Start Data extract

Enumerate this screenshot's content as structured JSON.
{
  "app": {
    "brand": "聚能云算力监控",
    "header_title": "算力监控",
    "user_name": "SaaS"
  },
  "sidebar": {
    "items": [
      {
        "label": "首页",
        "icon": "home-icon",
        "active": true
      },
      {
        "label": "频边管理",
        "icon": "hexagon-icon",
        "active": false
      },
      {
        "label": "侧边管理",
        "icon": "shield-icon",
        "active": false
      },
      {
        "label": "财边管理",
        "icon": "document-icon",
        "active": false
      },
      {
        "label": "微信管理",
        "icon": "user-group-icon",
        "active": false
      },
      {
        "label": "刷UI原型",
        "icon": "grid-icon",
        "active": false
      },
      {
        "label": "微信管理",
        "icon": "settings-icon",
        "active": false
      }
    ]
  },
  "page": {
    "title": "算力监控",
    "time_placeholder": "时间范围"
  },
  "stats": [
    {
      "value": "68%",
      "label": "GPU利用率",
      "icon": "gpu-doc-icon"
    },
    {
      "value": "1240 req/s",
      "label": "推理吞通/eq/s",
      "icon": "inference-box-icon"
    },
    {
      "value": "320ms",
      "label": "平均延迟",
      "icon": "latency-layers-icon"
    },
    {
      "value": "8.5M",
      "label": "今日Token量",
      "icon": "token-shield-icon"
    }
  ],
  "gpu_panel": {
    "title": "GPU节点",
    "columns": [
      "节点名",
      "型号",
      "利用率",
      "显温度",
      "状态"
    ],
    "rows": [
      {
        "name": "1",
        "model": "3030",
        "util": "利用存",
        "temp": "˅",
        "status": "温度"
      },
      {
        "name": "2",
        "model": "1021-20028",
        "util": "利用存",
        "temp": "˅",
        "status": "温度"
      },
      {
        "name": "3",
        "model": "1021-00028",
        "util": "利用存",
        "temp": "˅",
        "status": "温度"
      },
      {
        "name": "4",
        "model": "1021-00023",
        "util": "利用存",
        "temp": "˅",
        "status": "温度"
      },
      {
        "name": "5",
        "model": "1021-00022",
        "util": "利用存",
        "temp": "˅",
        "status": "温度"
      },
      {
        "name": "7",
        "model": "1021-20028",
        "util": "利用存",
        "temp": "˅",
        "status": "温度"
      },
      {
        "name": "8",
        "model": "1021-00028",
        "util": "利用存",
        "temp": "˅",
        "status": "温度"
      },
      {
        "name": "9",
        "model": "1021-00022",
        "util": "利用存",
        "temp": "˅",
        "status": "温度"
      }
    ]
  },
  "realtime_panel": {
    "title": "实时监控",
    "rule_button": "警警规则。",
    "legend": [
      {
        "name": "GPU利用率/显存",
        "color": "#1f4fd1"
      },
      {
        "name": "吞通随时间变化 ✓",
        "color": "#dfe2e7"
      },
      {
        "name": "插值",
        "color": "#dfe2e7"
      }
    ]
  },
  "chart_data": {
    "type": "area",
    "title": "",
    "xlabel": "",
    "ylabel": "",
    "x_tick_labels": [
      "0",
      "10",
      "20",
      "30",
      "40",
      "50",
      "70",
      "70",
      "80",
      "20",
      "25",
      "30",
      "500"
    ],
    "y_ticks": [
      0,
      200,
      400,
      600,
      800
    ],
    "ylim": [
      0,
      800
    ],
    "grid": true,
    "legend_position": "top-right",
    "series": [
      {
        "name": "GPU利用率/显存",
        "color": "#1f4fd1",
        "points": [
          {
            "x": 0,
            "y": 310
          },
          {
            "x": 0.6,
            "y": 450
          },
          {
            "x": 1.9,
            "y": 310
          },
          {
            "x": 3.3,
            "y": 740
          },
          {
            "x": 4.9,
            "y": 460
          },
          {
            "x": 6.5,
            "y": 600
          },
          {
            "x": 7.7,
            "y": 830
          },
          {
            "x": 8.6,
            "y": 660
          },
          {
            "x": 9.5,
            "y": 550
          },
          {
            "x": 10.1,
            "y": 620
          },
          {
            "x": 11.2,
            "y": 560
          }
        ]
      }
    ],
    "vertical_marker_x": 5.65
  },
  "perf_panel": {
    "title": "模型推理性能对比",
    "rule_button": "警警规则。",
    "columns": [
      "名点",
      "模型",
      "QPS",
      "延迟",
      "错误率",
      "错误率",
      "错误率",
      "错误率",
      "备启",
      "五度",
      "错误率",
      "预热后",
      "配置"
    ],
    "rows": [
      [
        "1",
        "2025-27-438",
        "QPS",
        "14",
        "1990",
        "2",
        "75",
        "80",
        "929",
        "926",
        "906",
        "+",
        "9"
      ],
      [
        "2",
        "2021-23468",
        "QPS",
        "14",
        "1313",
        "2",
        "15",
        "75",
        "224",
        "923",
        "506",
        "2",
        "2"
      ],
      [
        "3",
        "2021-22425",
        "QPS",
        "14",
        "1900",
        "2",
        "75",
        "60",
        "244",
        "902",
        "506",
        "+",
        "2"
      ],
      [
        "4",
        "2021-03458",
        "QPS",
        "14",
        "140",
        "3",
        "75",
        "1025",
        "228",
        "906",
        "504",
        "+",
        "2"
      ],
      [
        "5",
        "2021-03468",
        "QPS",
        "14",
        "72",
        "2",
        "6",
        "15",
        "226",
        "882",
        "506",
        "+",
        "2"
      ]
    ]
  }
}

End Data extract

| Instructions to follow |
Please reproduce each record precisely as written.

| Result of the exercise |
Enumerate this screenshot's content as structured JSON.
{
  "app": {
    "brand": "聚能云算力监控",
    "header_title": "算力监控",
    "user_name": "SaaS"
  },
  "sidebar": {
    "items": [
      {
        "label": "首页",
        "icon": "home-icon",
        "active": true
      },
      {
        "label": "频边管理",
        "icon": "hexagon-icon",
        "active": false
      },
      {
        "label": "侧边管理",
        "icon": "shield-icon",
        "active": false
      },
      {
        "label": "财边管理",
        "icon": "document-icon",
        "active": false
      },
      {
        "label": "微信管理",
        "icon": "user-group-icon",
        "active": false
      },
      {
        "label": "刷UI原型",
        "icon": "grid-icon",
        "active": false
      },
      {
        "label": "微信管理",
        "icon": "settings-icon",
        "active": false
      }
    ]
  },
  "page": {
    "title": "算力监控",
    "time_placeholder": "时间范围"
  },
  "stats": [
    {
      "value": "68%",
      "label": "GPU利用率",
      "icon": "gpu-doc-icon"
    },
    {
      "value": "1240 req/s",
      "label": "推理吞通/eq/s",
      "icon": "inference-box-icon"
    },
    {
      "value": "320ms",
      "label": "平均延迟",
      "icon": "latency-layers-icon"
    },
    {
      "value": "8.5M",
      "label": "今日Token量",
      "icon": "token-shield-icon"
    }
  ],
  "gpu_panel": {
    "title": "GPU节点",
    "columns": [
      "节点名",
      "型号",
      "利用率",
      "显温度",
      "状态"
    ],
    "rows": [
      {
        "name": "1",
        "model": "3030",
        "util": "利用存",
        "temp": "˅",
        "status": "温度"
      },
      {
        "name": "2",
        "model": "1021-20028",
        "util": "利用存",
        "temp": "˅",
        "status": "温度"
      },
      {
        "name": "3",
        "model": "1021-00028",
        "util": "利用存",
        "temp": "˅",
        "status": "温度"
      },
      {
        "name": "4",
        "model": "1021-00023",
        "util": "利用存",
        "temp": "˅",
        "status": "温度"
      },
      {
        "name": "5",
        "model": "1021-00022",
        "util": "利用存",
        "temp": "˅",
        "status": "温度"
      },
      {
        "name": "7",
        "model": "1021-20028",
        "util": "利用存",
        "temp": "˅",
        "status": "温度"
      },
      {
        "name": "8",
        "model": "1021-00028",
        "util": "利用存",
        "temp": "˅",
        "status": "温度"
      },
      {
        "name": "9",
        "model": "1021-00022",
        "util": "利用存",
        "temp": "˅",
        "status": "温度"
      }
    ]
  },
  "realtime_panel": {
    "title": "实时监控",
    "rule_button": "警警规则。",
    "legend": [
      {
        "name": "GPU利用率/显存",
        "color": "#1f4fd1"
      },
      {
        "name": "吞通随时间变化 ✓",
        "color": "#dfe2e7"
      },
      {
        "name": "插值",
        "color": "#dfe2e7"
      }
    ]
  },
  "chart_data": {
    "type": "area",
    "title": "",
    "xlabel": "",
    "ylabel": "",
    "x_tick_labels": [
      "0",
      "10",
      "20",
      "30",
      "40",
      "50",
      "70",
      "70",
      "80",
      "20",
      "25",
      "30",
      "500"
    ],
    "y_ticks": [
      0,
      200,
      400,
      600,
      800
    ],
    "ylim": [
      0,
      800
    ],
    "grid": true,
    "legend_position": "top-right",
    "series": [
      {
        "name": "GPU利用率/显存",
        "color": "#1f4fd1",
        "points": [
          {
            "x": 0,
            "y": 310
          },
          {
            "x": 0.6,
            "y": 450
          },
          {
            "x": 1.9,
            "y": 310
          },
          {
            "x": 3.3,
            "y": 740
          },
          {
            "x": 4.9,
            "y": 460
          },
          {
            "x": 6.5,
            "y": 600
          },
          {
            "x": 7.7,
            "y": 830
          },
          {
            "x": 8.6,
            "y": 660
          },
          {
            "x": 9.5,
            "y": 550
          },
          {
            "x": 10.1,
            "y": 620
          },
          {
            "x": 11.2,
            "y": 560
          }
        ]
      }
    ],
    "vertical_marker_x": 5.65
  },
  "perf_panel": {
    "title": "模型推理性能对比",
    "rule_button": "警警规则。",
    "columns": [
      "名点",
      "模型",
      "QPS",
      "延迟",
      "错误率",
      "错误率",
      "错误率",
      "错误率",
      "备启",
      "五度",
      "错误率",
      "预热后",
      "配置"
    ],
    "rows": [
      [
        "1",
        "2025-27-438",
        "QPS",
        "14",
        "1990",
        "2",
        "75",
        "80",
        "929",
        "926",
        "906",
        "+",
        "9"
      ],
      [
        "2",
        "2021-23468",
        "QPS",
        "14",
        "1313",
        "2",
        "15",
        "75",
        "224",
        "923",
        "506",
        "2",
        "2"
      ],
      [
        "3",
        "2021-22425",
        "QPS",
        "14",
        "1900",
        "2",
        "75",
        "60",
        "244",
        "902",
        "506",
        "+",
        "2"
      ],
      [
        "4",
        "2021-03458",
        "QPS",
        "14",
        "140",
        "3",
        "75",
        "1025",
        "228",
        "906",
        "504",
        "+",
        "2"
      ],
      [
        "5",
        "2021-03468",
        "QPS",
        "14",
        "72",
        "2",
        "6",
        "15",
        "226",
        "882",
        "506",
        "+",
        "2"
      ]
    ]
  }
}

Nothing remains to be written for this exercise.